*EXTRACTED TEXT*:
Faculty of Computer Science University of Indonesia owns a learning management system named Scele. Moodle based Scele hosts all online learning activities such as course materials, assignment submissions, quizzes, discussion forums, and academic announcements with more than 1500 active users each day. On the offline side, we have Presentronik to record our class attendance by tapping our student card. With the current digitalization of the learning process, the Faculty is seeking for analytical solutions to monitor and make use of student activity data.

Welcome to CSUI-DATASTREAM: a big data streaming architecture to monitor student activity in realtime.

Illustration of CSUI-DATASTREAM big data streaming architecture (raw vector from: vecteezy.com)

Based on Jay Kreps’s concept of Kappa Architecture, the system is all stream. Since building an analytical solution is like building lego and we were in time constraint we defined the main requirements of the architecture. DATASTREAM has to be an adequate base architecture that can be scaled and onboarded with new services without writing too much boilerplate codes or revamping the structure.

Structural Overview

The big data streaming architecture is using Apache Kafka as the distributed messaging queue. The cluster consists of three brokers and one Zookeeper instance. We also use Confluent Schema Registry attached to the cluster to manage Avro schema as the main data serialization system.

More detailed diagram on the architecture

We came up with four layers. Acquisition, speed, serving, and visualization. Each layer consists of modules running in Docker environment as a container. We chose Docker to speed up the implementation process.

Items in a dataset
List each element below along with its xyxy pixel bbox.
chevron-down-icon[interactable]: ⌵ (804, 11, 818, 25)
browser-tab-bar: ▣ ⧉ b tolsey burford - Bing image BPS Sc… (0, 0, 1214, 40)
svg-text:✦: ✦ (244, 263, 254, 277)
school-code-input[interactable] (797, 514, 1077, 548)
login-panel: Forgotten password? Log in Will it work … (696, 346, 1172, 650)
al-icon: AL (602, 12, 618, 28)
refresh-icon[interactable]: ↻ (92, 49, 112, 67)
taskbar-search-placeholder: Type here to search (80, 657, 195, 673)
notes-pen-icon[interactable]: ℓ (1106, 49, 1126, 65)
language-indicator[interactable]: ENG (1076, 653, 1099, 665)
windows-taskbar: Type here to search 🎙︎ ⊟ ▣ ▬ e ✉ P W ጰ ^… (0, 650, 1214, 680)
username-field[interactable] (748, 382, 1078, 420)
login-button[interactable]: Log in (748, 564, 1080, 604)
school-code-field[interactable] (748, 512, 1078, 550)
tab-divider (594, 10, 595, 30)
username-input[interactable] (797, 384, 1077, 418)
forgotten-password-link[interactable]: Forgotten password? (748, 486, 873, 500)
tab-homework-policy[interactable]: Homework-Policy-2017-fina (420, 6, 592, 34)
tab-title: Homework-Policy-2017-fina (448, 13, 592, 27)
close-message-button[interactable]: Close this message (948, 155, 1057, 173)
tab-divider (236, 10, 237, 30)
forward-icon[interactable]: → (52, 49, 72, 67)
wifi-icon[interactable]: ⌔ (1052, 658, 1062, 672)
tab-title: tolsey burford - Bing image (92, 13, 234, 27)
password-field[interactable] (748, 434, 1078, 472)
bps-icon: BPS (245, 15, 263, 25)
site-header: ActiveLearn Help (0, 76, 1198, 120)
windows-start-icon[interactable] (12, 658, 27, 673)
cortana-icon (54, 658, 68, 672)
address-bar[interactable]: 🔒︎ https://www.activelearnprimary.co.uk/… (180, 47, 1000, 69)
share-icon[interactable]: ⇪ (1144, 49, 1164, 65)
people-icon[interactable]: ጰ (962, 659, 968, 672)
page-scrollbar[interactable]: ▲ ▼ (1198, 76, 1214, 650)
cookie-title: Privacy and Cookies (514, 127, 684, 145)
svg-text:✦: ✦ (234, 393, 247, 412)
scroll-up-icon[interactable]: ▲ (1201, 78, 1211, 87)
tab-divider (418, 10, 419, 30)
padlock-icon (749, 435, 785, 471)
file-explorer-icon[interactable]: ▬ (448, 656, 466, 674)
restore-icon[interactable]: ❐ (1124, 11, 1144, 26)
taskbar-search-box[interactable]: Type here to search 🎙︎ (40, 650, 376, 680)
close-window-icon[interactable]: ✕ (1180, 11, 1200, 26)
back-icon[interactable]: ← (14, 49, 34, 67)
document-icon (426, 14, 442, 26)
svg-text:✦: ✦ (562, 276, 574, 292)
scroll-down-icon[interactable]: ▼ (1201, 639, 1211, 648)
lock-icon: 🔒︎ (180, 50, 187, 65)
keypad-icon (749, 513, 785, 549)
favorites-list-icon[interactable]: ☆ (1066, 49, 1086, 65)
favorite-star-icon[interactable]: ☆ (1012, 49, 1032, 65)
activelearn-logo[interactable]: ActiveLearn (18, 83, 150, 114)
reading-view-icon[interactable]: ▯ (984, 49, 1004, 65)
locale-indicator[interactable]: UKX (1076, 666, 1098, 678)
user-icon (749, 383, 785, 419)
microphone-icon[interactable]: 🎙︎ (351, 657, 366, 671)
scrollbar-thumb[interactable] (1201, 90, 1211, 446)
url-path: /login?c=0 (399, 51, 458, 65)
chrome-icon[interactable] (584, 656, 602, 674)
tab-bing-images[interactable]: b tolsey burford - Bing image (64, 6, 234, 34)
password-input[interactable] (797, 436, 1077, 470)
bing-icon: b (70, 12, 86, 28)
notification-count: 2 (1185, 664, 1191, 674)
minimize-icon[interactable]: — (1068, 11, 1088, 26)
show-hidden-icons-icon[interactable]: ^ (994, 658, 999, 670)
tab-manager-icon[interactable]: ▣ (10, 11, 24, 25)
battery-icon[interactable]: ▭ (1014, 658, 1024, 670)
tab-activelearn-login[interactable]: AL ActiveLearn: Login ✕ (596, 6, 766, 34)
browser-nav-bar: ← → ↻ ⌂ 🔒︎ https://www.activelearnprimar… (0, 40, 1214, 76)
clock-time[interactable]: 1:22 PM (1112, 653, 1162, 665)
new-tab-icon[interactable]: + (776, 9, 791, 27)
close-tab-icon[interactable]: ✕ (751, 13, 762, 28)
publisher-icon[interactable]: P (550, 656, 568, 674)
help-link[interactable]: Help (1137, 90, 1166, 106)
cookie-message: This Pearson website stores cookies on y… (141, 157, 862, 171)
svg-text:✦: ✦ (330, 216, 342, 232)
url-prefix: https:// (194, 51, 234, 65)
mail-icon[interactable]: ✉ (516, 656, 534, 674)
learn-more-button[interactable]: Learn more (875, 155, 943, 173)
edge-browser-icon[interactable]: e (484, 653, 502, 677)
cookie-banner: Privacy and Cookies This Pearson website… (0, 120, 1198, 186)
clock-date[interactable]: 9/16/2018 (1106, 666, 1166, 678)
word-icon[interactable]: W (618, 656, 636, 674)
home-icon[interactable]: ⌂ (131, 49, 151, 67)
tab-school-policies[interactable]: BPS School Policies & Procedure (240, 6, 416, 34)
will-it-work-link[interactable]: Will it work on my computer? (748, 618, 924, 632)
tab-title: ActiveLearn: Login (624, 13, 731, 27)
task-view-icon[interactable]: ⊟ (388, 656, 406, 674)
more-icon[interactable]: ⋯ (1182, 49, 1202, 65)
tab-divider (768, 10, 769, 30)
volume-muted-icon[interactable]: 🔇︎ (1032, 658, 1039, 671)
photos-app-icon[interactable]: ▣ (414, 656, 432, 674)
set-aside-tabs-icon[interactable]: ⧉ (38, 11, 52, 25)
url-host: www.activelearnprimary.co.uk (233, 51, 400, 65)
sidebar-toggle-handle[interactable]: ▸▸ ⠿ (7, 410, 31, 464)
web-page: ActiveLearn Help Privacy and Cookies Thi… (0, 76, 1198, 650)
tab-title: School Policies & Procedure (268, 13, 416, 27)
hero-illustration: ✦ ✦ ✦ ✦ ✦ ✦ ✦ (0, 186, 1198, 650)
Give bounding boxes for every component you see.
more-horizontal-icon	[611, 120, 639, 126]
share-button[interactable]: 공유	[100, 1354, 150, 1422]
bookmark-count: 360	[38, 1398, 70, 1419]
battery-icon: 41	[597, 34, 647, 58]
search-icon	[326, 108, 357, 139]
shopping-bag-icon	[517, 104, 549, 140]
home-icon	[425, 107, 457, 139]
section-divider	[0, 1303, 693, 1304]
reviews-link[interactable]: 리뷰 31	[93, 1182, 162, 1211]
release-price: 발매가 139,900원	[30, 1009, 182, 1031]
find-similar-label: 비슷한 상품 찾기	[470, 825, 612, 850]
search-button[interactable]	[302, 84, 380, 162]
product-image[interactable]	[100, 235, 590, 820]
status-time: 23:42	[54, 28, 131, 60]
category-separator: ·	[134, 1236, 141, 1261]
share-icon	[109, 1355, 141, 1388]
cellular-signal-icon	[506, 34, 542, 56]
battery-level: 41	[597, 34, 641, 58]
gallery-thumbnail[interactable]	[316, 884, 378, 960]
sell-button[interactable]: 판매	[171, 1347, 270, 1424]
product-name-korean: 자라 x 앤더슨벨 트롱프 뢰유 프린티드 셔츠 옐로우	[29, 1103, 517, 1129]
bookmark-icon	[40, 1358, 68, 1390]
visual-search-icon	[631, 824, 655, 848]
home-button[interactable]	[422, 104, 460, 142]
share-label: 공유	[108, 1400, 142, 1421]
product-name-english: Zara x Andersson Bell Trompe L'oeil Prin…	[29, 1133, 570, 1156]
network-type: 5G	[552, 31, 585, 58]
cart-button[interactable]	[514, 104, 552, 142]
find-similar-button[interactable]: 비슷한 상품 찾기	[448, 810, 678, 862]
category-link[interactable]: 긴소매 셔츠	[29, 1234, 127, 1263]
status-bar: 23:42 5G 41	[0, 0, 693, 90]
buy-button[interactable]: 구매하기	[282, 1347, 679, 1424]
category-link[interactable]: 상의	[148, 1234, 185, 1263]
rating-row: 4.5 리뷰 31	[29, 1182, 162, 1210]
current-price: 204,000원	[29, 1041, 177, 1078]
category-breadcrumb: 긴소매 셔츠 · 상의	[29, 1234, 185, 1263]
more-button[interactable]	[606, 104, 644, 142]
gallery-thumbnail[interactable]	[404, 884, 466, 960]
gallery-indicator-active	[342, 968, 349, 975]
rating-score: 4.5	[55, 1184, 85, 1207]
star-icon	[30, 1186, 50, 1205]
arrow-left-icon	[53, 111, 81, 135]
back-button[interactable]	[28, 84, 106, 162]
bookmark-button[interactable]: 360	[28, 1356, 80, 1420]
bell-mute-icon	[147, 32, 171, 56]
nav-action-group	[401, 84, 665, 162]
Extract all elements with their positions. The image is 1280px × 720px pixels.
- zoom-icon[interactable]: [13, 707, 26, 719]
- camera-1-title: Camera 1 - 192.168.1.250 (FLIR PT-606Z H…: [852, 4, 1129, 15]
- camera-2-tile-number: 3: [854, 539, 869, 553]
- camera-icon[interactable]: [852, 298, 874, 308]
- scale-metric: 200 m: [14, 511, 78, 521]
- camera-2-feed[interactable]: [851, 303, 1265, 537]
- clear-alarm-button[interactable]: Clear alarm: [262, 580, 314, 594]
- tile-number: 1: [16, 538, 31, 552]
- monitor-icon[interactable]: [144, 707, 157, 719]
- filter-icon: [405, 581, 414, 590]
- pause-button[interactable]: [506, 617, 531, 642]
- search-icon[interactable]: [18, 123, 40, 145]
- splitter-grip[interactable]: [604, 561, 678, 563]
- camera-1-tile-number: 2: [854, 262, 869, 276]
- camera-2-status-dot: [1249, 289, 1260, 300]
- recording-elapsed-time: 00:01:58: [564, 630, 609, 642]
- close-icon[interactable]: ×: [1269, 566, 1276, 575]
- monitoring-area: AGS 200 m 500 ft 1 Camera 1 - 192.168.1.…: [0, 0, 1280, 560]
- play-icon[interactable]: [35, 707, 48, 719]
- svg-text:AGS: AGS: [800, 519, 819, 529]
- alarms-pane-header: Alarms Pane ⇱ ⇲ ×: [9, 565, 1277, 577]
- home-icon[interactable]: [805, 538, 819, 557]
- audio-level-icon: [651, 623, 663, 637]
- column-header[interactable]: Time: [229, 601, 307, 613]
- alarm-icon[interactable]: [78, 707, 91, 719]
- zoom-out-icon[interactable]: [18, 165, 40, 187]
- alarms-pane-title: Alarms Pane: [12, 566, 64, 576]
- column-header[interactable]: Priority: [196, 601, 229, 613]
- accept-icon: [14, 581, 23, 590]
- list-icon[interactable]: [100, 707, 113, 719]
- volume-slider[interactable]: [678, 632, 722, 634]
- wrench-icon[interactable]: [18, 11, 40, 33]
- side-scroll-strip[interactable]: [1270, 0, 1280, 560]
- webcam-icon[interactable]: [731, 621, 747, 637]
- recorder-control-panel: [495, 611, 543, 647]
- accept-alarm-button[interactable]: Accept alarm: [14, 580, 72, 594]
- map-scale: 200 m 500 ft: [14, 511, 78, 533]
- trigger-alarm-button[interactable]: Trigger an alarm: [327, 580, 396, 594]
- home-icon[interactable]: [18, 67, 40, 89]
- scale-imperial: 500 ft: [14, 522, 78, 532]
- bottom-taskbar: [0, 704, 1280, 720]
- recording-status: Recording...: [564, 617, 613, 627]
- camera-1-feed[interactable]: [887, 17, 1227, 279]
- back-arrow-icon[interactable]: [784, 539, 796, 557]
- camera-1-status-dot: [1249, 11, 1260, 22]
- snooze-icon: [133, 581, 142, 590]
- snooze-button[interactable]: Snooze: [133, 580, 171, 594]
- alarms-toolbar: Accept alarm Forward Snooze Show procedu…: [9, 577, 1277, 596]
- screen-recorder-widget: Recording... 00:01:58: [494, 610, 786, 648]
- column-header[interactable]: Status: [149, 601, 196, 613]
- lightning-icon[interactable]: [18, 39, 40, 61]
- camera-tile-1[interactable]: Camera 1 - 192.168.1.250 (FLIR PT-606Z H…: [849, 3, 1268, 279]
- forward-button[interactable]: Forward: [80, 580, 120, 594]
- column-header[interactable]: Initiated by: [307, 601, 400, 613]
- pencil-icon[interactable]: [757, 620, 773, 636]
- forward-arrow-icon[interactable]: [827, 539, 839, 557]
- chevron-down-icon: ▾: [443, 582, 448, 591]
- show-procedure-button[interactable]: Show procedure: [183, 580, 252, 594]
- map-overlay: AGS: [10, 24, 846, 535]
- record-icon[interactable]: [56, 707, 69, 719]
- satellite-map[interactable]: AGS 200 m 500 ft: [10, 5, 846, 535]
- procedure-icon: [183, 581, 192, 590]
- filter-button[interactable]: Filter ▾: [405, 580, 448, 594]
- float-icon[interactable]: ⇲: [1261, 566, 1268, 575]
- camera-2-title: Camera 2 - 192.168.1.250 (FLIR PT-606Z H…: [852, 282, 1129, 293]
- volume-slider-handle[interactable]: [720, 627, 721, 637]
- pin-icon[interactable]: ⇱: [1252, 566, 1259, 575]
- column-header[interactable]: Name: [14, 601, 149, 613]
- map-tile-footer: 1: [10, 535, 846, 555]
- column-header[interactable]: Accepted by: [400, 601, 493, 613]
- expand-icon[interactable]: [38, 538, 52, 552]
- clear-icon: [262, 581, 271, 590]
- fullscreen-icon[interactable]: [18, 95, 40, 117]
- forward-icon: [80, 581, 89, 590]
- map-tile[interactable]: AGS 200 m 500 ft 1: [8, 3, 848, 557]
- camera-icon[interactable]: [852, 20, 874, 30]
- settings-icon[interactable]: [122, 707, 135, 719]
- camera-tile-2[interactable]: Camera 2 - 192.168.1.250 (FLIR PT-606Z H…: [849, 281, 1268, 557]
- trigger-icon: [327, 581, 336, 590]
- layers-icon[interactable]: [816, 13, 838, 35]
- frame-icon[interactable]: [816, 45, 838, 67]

*EXERCISE AIM*: Name every layer of the architecture that the passage on CSUI-DATASTREAM describes. The items have no connection to the passage on CSUI-DATASTREAM.

*ANSWER BOX*: Acquisition, speed, serving, and visualization.